- [Exercise requirements]:
Reproduce the lines below word for word, changing nothing in any of them.

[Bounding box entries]
::::
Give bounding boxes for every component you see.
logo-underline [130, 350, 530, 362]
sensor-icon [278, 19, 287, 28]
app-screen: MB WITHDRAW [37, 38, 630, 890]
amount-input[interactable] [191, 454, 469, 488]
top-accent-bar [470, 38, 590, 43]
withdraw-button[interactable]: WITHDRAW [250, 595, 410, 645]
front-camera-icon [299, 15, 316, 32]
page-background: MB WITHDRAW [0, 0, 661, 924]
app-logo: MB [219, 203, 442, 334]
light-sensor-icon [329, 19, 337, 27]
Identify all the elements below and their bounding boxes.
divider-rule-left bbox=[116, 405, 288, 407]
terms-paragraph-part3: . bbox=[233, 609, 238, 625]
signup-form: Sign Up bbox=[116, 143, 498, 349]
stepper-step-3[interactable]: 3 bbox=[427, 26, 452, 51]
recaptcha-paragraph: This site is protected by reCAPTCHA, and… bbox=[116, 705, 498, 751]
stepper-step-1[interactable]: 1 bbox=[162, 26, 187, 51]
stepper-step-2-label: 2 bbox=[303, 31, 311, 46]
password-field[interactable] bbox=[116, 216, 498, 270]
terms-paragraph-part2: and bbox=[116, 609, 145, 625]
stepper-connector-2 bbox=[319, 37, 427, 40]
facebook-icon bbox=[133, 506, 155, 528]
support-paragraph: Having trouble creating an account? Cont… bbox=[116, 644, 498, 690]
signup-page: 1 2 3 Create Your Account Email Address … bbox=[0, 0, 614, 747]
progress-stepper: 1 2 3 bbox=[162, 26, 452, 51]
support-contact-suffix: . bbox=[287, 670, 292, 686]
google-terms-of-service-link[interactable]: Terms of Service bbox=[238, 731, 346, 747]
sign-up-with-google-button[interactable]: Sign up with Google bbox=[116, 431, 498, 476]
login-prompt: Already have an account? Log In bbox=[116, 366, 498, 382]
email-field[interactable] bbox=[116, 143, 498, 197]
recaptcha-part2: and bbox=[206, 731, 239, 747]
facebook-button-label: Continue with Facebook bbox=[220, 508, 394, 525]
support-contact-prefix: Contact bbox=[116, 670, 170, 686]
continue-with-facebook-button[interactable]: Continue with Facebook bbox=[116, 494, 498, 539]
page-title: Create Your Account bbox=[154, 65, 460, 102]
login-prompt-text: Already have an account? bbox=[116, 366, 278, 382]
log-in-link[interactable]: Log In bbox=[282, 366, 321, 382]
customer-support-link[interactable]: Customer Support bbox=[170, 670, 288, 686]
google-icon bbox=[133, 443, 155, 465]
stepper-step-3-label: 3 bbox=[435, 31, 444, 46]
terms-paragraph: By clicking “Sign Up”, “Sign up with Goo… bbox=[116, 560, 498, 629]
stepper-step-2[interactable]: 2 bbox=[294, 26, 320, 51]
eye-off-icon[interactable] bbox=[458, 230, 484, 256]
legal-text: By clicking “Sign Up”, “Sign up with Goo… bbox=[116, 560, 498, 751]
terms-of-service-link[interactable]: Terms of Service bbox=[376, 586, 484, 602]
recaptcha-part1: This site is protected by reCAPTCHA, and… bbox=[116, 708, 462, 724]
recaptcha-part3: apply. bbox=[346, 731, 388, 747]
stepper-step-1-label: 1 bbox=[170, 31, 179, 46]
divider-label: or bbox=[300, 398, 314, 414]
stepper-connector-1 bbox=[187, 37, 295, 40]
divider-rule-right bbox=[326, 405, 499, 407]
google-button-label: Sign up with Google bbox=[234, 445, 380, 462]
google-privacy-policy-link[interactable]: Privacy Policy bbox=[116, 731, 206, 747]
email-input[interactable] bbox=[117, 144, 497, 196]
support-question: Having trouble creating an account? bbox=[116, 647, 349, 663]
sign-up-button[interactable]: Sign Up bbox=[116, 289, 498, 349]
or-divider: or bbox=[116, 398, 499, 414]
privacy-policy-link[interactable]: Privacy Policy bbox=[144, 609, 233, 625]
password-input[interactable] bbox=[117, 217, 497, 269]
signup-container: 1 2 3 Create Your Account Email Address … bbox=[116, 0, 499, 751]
::::
- [Expected answer]:
Give bounding boxes for every component you see.
logo-underline [130, 350, 530, 362]
sensor-icon [278, 19, 287, 28]
app-screen: MB WITHDRAW [37, 38, 630, 890]
amount-input[interactable] [191, 454, 469, 488]
top-accent-bar [470, 38, 590, 43]
withdraw-button[interactable]: WITHDRAW [250, 595, 410, 645]
front-camera-icon [299, 15, 316, 32]
page-background: MB WITHDRAW [0, 0, 661, 924]
app-logo: MB [219, 203, 442, 334]
light-sensor-icon [329, 19, 337, 27]
Identify all the elements below and their bounding boxes.
divider-rule-left bbox=[116, 405, 288, 407]
terms-paragraph-part3: . bbox=[233, 609, 238, 625]
signup-form: Sign Up bbox=[116, 143, 498, 349]
stepper-step-3[interactable]: 3 bbox=[427, 26, 452, 51]
recaptcha-paragraph: This site is protected by reCAPTCHA, and… bbox=[116, 705, 498, 751]
stepper-step-1[interactable]: 1 bbox=[162, 26, 187, 51]
stepper-step-2-label: 2 bbox=[303, 31, 311, 46]
password-field[interactable] bbox=[116, 216, 498, 270]
terms-paragraph-part2: and bbox=[116, 609, 145, 625]
stepper-connector-2 bbox=[319, 37, 427, 40]
facebook-icon bbox=[133, 506, 155, 528]
support-paragraph: Having trouble creating an account? Cont… bbox=[116, 644, 498, 690]
signup-page: 1 2 3 Create Your Account Email Address … bbox=[0, 0, 614, 747]
progress-stepper: 1 2 3 bbox=[162, 26, 452, 51]
support-contact-suffix: . bbox=[287, 670, 292, 686]
google-terms-of-service-link[interactable]: Terms of Service bbox=[238, 731, 346, 747]
sign-up-with-google-button[interactable]: Sign up with Google bbox=[116, 431, 498, 476]
login-prompt: Already have an account? Log In bbox=[116, 366, 498, 382]
email-field[interactable] bbox=[116, 143, 498, 197]
recaptcha-part2: and bbox=[206, 731, 239, 747]
facebook-button-label: Continue with Facebook bbox=[220, 508, 394, 525]
support-contact-prefix: Contact bbox=[116, 670, 170, 686]
continue-with-facebook-button[interactable]: Continue with Facebook bbox=[116, 494, 498, 539]
page-title: Create Your Account bbox=[154, 65, 460, 102]
login-prompt-text: Already have an account? bbox=[116, 366, 278, 382]
log-in-link[interactable]: Log In bbox=[282, 366, 321, 382]
customer-support-link[interactable]: Customer Support bbox=[170, 670, 288, 686]
google-icon bbox=[133, 443, 155, 465]
stepper-step-3-label: 3 bbox=[435, 31, 444, 46]
terms-paragraph: By clicking “Sign Up”, “Sign up with Goo… bbox=[116, 560, 498, 629]
stepper-step-2[interactable]: 2 bbox=[294, 26, 320, 51]
eye-off-icon[interactable] bbox=[458, 230, 484, 256]
legal-text: By clicking “Sign Up”, “Sign up with Goo… bbox=[116, 560, 498, 751]
terms-of-service-link[interactable]: Terms of Service bbox=[376, 586, 484, 602]
recaptcha-part1: This site is protected by reCAPTCHA, and… bbox=[116, 708, 462, 724]
recaptcha-part3: apply. bbox=[346, 731, 388, 747]
stepper-step-1-label: 1 bbox=[170, 31, 179, 46]
divider-label: or bbox=[300, 398, 314, 414]
stepper-connector-1 bbox=[187, 37, 295, 40]
divider-rule-right bbox=[326, 405, 499, 407]
google-button-label: Sign up with Google bbox=[234, 445, 380, 462]
google-privacy-policy-link[interactable]: Privacy Policy bbox=[116, 731, 206, 747]
email-input[interactable] bbox=[117, 144, 497, 196]
support-question: Having trouble creating an account? bbox=[116, 647, 349, 663]
sign-up-button[interactable]: Sign Up bbox=[116, 289, 498, 349]
or-divider: or bbox=[116, 398, 499, 414]
privacy-policy-link[interactable]: Privacy Policy bbox=[144, 609, 233, 625]
password-input[interactable] bbox=[117, 217, 497, 269]
signup-container: 1 2 3 Create Your Account Email Address … bbox=[116, 0, 499, 751]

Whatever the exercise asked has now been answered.